§ Objective
Work out the number of lines containing "xlabel". Give that number alone.

§ Excerpts from a figure dataset
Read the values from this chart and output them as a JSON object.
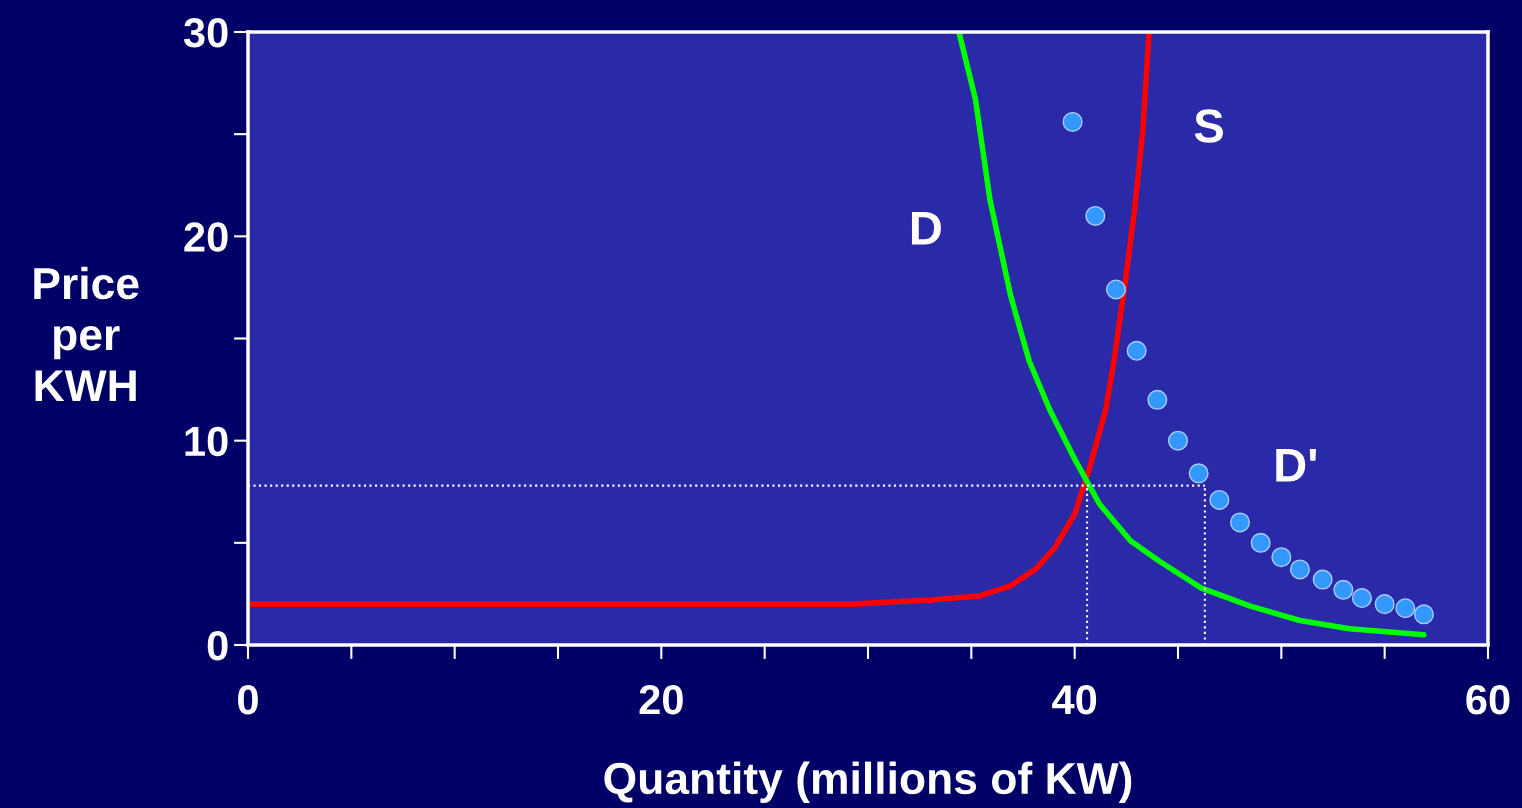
{
  "chart_data": {
    "type": "line",
    "xlabel": "Quantity (millions of KW)",
    "ylabel": "Price\nper\nKWH",
    "xlim": [
      0,
      60
    ],
    "ylim": [
      0,
      30
    ],
    "xticks": [
      0,
      {
        "value": 5,
        "label": null
      },
      {
        "value": 10,
        "label": null
      },
      {
        "value": 15,
        "label": null
      },
      20,
      {
        "value": 25,
        "label": null
      },
      {
        "value": 30,
        "label": null
      },
      {
        "value": 35,
        "label": null
      },
      40,
      {
        "value": 45,
        "label": null
      },
      {
        "value": 50,
        "label": null
      },
      {
        "value": 55,
        "label": null
      },
      60
    ],
    "yticks": [
      0,
      {
        "value": 5,
        "label": null
      },
      10,
      {
        "value": 15,
        "label": null
      },
      20,
      {
        "value": 25,
        "label": null
      },
      30
    ],
    "grid": false,
    "legend": false,
    "series": [
      {
        "name": "S",
        "color": "#ff0000",
        "line_style": "solid",
        "x": [
          0,
          29.1,
          33.0,
          35.4,
          36.9,
          38.1,
          39.0,
          40.0,
          40.7,
          41.5,
          41.9,
          42.4,
          42.9,
          43.3,
          43.6
        ],
        "values": [
          2.0,
          2.0,
          2.2,
          2.4,
          2.9,
          3.7,
          4.7,
          6.4,
          8.6,
          11.5,
          13.9,
          17.4,
          21.3,
          25.2,
          30
        ]
      },
      {
        "name": "D",
        "color": "#00ff00",
        "line_style": "solid",
        "x": [
          34.4,
          35.2,
          35.9,
          36.9,
          37.8,
          38.8,
          40.0,
          41.2,
          42.7,
          44.1,
          46.1,
          48.5,
          50.9,
          53.3,
          56.9
        ],
        "values": [
          30,
          26.7,
          21.8,
          17.1,
          13.9,
          11.5,
          9.1,
          6.9,
          5.1,
          4.1,
          2.8,
          1.9,
          1.2,
          0.8,
          0.5
        ]
      },
      {
        "name": "D'",
        "type": "scatter",
        "color": "#3399ff",
        "marker": "circle",
        "x": [
          39.9,
          41.0,
          42.0,
          43.0,
          44.0,
          45.0,
          46.0,
          47.0,
          48.0,
          49.0,
          50.0,
          50.9,
          52.0,
          53.0,
          53.9,
          55.0,
          56.0,
          56.9
        ],
        "values": [
          25.6,
          21.0,
          17.4,
          14.4,
          12.0,
          10.0,
          8.4,
          7.1,
          6.0,
          5.0,
          4.3,
          3.7,
          3.2,
          2.7,
          2.3,
          2.0,
          1.8,
          1.5
        ]
      },
      {
        "type": "line",
        "color": "#ffffff",
        "line_style": "dotted",
        "x": [
          0,
          46.3
        ],
        "values": [
          7.8,
          7.8
        ]
      },
      {
        "type": "line",
        "color": "#ffffff",
        "line_style": "dotted",
        "x": [
          40.6,
          40.6
        ],
        "values": [
          0,
          7.8
        ]
      },
      {
        "type": "line",
        "color": "#ffffff",
        "line_style": "dotted",
        "x": [
          46.3,
          46.3
        ],
        "values": [
          0,
          7.8
        ]
      }
    ]
  }
}
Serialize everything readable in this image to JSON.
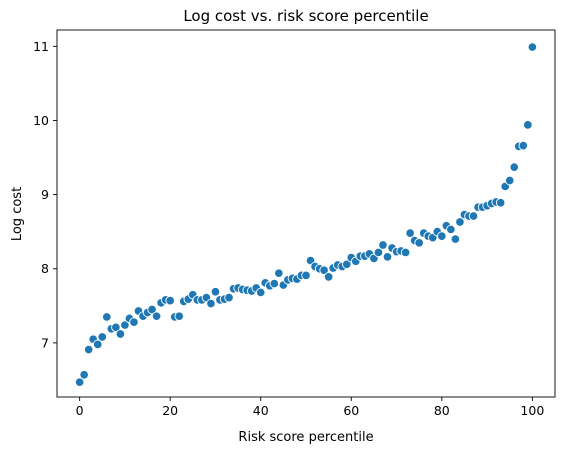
{
  "chart_data": {
    "type": "scatter",
    "title": "Log cost vs. risk score percentile",
    "xlabel": "Risk score percentile",
    "ylabel": "Log cost",
    "xlim": [
      -5,
      105
    ],
    "ylim": [
      6.27,
      11.22
    ],
    "x_ticks": [
      0,
      20,
      40,
      60,
      80,
      100
    ],
    "y_ticks": [
      7,
      8,
      9,
      10,
      11
    ],
    "grid": false,
    "legend": "none",
    "marker_color": "#1f77b4",
    "marker_edge_color": "#ffffff",
    "x": [
      0,
      1,
      2,
      3,
      4,
      5,
      6,
      7,
      8,
      9,
      10,
      11,
      12,
      13,
      14,
      15,
      16,
      17,
      18,
      19,
      20,
      21,
      22,
      23,
      24,
      25,
      26,
      27,
      28,
      29,
      30,
      31,
      32,
      33,
      34,
      35,
      36,
      37,
      38,
      39,
      40,
      41,
      42,
      43,
      44,
      45,
      46,
      47,
      48,
      49,
      50,
      51,
      52,
      53,
      54,
      55,
      56,
      57,
      58,
      59,
      60,
      61,
      62,
      63,
      64,
      65,
      66,
      67,
      68,
      69,
      70,
      71,
      72,
      73,
      74,
      75,
      76,
      77,
      78,
      79,
      80,
      81,
      82,
      83,
      84,
      85,
      86,
      87,
      88,
      89,
      90,
      91,
      92,
      93,
      94,
      95,
      96,
      97,
      98,
      99,
      100
    ],
    "y": [
      6.47,
      6.57,
      6.91,
      7.05,
      6.98,
      7.08,
      7.35,
      7.19,
      7.21,
      7.12,
      7.24,
      7.33,
      7.28,
      7.43,
      7.36,
      7.41,
      7.45,
      7.36,
      7.54,
      7.58,
      7.57,
      7.35,
      7.36,
      7.56,
      7.59,
      7.65,
      7.58,
      7.58,
      7.61,
      7.53,
      7.69,
      7.58,
      7.59,
      7.61,
      7.73,
      7.74,
      7.72,
      7.71,
      7.7,
      7.74,
      7.68,
      7.81,
      7.77,
      7.8,
      7.94,
      7.78,
      7.85,
      7.87,
      7.86,
      7.91,
      7.91,
      8.11,
      8.03,
      8.0,
      7.98,
      7.89,
      8.01,
      8.05,
      8.03,
      8.06,
      8.15,
      8.1,
      8.17,
      8.17,
      8.2,
      8.14,
      8.22,
      8.32,
      8.16,
      8.28,
      8.23,
      8.24,
      8.22,
      8.48,
      8.38,
      8.35,
      8.48,
      8.44,
      8.42,
      8.5,
      8.44,
      8.58,
      8.53,
      8.4,
      8.63,
      8.73,
      8.71,
      8.71,
      8.83,
      8.83,
      8.85,
      8.88,
      8.9,
      8.89,
      9.11,
      9.19,
      9.37,
      9.65,
      9.66,
      9.94,
      10.99
    ]
  }
}
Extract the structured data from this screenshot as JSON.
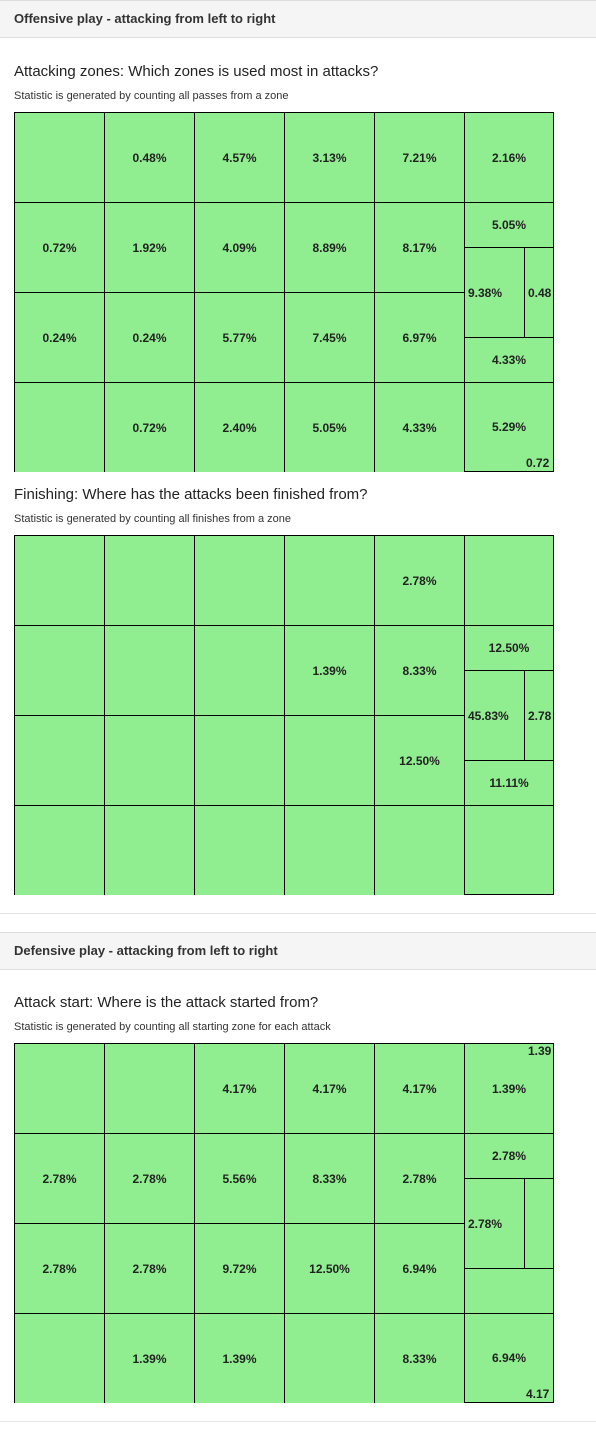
{
  "offensive": {
    "header": "Offensive play - attacking from left to right",
    "attacking_zones": {
      "title": "Attacking zones: Which zones is used most in attacks?",
      "subtitle": "Statistic is generated by counting all passes from a zone",
      "rows": [
        [
          "",
          "0.48%",
          "4.57%",
          "3.13%",
          "7.21%"
        ],
        [
          "0.72%",
          "1.92%",
          "4.09%",
          "8.89%",
          "8.17%"
        ],
        [
          "0.24%",
          "0.24%",
          "5.77%",
          "7.45%",
          "6.97%"
        ],
        [
          "",
          "0.72%",
          "2.40%",
          "5.05%",
          "4.33%"
        ]
      ],
      "box": {
        "top": "2.16%",
        "upper": "5.05%",
        "area": "9.38%",
        "goal": "0.48",
        "lower": "4.33%",
        "bottom": "5.29%",
        "corner_top": "",
        "corner_bottom": "0.72"
      }
    },
    "finishing": {
      "title": "Finishing: Where has the attacks been finished from?",
      "subtitle": "Statistic is generated by counting all finishes from a zone",
      "rows": [
        [
          "",
          "",
          "",
          "",
          "2.78%"
        ],
        [
          "",
          "",
          "",
          "1.39%",
          "8.33%"
        ],
        [
          "",
          "",
          "",
          "",
          "12.50%"
        ],
        [
          "",
          "",
          "",
          "",
          ""
        ]
      ],
      "box": {
        "top": "",
        "upper": "12.50%",
        "area": "45.83%",
        "goal": "2.78",
        "lower": "11.11%",
        "bottom": "",
        "corner_top": "",
        "corner_bottom": ""
      }
    }
  },
  "defensive": {
    "header": "Defensive play - attacking from left to right",
    "attack_start": {
      "title": "Attack start: Where is the attack started from?",
      "subtitle": "Statistic is generated by counting all starting zone for each attack",
      "rows": [
        [
          "",
          "",
          "4.17%",
          "4.17%",
          "4.17%"
        ],
        [
          "2.78%",
          "2.78%",
          "5.56%",
          "8.33%",
          "2.78%"
        ],
        [
          "2.78%",
          "2.78%",
          "9.72%",
          "12.50%",
          "6.94%"
        ],
        [
          "",
          "1.39%",
          "1.39%",
          "",
          "8.33%"
        ]
      ],
      "box": {
        "top": "1.39%",
        "upper": "2.78%",
        "area": "2.78%",
        "goal": "",
        "lower": "",
        "bottom": "6.94%",
        "corner_top": "1.39",
        "corner_bottom": "4.17"
      }
    }
  },
  "colors": {
    "zone_fill": "#90ee90",
    "zone_border": "#000000",
    "header_bg": "#f5f5f5"
  }
}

§ Result for this task
2